## BEGIN

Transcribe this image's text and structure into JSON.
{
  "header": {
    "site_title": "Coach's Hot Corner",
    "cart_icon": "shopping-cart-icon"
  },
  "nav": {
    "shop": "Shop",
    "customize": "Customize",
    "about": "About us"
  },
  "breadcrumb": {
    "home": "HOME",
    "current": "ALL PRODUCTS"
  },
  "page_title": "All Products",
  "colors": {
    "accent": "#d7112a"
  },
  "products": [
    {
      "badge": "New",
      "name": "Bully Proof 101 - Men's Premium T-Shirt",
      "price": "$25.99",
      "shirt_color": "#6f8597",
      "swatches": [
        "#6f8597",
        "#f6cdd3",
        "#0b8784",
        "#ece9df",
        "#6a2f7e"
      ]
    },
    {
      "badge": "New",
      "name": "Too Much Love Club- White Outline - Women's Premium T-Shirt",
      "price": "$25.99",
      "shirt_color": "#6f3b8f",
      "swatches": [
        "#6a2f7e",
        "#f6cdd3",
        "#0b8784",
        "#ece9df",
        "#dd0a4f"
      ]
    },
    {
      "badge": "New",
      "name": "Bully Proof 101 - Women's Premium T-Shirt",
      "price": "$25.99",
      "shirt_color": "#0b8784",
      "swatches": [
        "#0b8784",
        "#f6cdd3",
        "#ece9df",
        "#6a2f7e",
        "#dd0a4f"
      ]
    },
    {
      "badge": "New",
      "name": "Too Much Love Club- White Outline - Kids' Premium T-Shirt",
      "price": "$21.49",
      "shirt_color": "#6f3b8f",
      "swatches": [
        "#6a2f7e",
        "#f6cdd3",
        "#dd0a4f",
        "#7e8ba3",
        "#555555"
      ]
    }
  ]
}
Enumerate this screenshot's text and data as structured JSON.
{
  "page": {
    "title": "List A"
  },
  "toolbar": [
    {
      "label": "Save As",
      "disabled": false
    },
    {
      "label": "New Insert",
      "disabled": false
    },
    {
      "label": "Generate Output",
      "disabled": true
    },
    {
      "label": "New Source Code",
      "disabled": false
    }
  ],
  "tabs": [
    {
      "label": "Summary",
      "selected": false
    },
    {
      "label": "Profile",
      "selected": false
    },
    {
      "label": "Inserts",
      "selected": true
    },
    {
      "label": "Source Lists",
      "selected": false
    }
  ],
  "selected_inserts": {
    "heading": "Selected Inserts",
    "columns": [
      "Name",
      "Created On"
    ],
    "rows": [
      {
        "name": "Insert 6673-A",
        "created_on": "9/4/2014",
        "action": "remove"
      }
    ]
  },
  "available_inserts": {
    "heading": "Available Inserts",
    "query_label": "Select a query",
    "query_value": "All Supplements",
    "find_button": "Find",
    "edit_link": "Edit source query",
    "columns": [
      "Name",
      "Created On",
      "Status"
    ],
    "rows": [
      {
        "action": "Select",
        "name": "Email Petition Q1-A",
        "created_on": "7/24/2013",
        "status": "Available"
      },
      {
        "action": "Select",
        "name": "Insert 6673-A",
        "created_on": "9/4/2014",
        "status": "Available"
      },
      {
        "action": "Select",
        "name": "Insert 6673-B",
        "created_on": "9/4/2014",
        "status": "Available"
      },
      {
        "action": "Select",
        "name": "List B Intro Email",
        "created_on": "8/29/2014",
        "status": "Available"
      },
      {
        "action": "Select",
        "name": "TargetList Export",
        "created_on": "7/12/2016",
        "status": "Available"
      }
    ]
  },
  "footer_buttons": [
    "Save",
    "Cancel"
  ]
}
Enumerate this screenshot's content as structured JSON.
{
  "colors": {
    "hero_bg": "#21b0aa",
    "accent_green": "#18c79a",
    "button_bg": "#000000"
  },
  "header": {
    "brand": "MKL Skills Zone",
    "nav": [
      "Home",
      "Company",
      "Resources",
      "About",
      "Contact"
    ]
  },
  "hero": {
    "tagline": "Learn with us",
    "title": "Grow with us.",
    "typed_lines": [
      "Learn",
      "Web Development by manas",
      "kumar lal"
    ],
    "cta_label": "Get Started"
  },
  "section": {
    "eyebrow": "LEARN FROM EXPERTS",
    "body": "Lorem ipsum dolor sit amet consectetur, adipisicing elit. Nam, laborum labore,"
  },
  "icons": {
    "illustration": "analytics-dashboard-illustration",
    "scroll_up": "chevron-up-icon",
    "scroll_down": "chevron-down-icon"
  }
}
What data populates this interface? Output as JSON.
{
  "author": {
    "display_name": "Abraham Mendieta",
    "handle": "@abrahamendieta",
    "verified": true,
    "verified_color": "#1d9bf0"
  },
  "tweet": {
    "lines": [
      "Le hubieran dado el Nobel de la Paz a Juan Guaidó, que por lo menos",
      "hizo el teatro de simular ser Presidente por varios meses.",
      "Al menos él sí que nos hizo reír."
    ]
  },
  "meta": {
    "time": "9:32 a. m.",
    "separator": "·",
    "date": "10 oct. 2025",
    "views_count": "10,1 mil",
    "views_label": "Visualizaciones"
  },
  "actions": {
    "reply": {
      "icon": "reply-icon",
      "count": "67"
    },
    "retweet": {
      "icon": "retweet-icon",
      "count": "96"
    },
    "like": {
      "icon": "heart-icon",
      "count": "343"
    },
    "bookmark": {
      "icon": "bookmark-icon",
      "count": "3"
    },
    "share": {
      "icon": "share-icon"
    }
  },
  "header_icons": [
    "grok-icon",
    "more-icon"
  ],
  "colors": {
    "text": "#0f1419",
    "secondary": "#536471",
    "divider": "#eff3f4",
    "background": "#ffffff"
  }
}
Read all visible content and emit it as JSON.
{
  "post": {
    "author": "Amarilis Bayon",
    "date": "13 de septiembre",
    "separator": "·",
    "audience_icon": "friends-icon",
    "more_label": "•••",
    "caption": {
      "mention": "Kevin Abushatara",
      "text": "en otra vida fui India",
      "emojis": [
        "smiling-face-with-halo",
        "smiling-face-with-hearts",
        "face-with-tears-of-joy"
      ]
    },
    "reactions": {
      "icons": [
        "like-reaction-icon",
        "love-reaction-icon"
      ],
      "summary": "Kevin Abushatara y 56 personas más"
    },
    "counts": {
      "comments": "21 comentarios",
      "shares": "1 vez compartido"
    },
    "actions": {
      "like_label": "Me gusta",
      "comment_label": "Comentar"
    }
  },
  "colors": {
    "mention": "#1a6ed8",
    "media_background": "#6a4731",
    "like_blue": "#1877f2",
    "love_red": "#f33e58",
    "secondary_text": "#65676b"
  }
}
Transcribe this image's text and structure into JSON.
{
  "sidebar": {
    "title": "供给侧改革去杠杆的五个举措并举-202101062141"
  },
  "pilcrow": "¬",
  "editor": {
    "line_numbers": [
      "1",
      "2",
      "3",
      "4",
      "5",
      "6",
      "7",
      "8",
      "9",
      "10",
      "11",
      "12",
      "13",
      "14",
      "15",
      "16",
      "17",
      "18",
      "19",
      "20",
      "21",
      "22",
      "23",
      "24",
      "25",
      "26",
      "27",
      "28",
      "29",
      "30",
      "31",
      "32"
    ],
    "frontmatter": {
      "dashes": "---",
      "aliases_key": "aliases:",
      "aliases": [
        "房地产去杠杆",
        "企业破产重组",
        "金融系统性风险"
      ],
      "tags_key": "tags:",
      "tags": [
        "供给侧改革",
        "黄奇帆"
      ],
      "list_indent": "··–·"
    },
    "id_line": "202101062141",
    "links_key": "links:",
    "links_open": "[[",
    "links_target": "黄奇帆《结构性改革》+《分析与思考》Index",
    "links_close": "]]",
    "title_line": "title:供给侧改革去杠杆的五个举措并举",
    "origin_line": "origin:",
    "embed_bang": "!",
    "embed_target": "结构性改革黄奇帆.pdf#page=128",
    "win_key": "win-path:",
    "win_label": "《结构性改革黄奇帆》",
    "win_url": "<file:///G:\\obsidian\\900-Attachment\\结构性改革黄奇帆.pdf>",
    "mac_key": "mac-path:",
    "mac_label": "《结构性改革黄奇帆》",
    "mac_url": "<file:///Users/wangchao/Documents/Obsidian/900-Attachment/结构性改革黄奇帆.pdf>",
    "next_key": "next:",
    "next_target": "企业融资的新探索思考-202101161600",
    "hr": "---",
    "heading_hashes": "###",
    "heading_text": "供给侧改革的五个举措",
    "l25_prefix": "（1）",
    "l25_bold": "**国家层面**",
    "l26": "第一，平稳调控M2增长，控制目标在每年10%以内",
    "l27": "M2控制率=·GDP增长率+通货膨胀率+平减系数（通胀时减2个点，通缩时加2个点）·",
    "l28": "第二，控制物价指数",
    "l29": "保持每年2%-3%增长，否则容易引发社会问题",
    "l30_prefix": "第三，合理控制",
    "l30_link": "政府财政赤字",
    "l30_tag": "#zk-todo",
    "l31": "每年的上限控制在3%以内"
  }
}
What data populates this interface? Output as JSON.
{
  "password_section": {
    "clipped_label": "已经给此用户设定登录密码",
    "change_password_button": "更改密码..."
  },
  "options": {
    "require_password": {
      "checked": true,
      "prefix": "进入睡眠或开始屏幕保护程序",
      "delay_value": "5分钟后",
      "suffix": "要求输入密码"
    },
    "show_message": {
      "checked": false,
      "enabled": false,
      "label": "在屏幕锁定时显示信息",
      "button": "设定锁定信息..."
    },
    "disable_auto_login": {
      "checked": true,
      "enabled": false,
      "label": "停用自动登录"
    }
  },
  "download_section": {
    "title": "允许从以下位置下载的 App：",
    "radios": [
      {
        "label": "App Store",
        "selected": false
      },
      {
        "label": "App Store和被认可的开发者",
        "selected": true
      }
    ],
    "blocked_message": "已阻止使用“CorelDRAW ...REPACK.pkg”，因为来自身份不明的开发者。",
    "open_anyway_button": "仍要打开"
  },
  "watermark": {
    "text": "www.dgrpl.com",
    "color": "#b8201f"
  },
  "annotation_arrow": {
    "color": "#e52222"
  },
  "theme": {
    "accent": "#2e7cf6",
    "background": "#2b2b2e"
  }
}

## END

Reply with only the number of lines in the material above where the string "Outline" appears.

2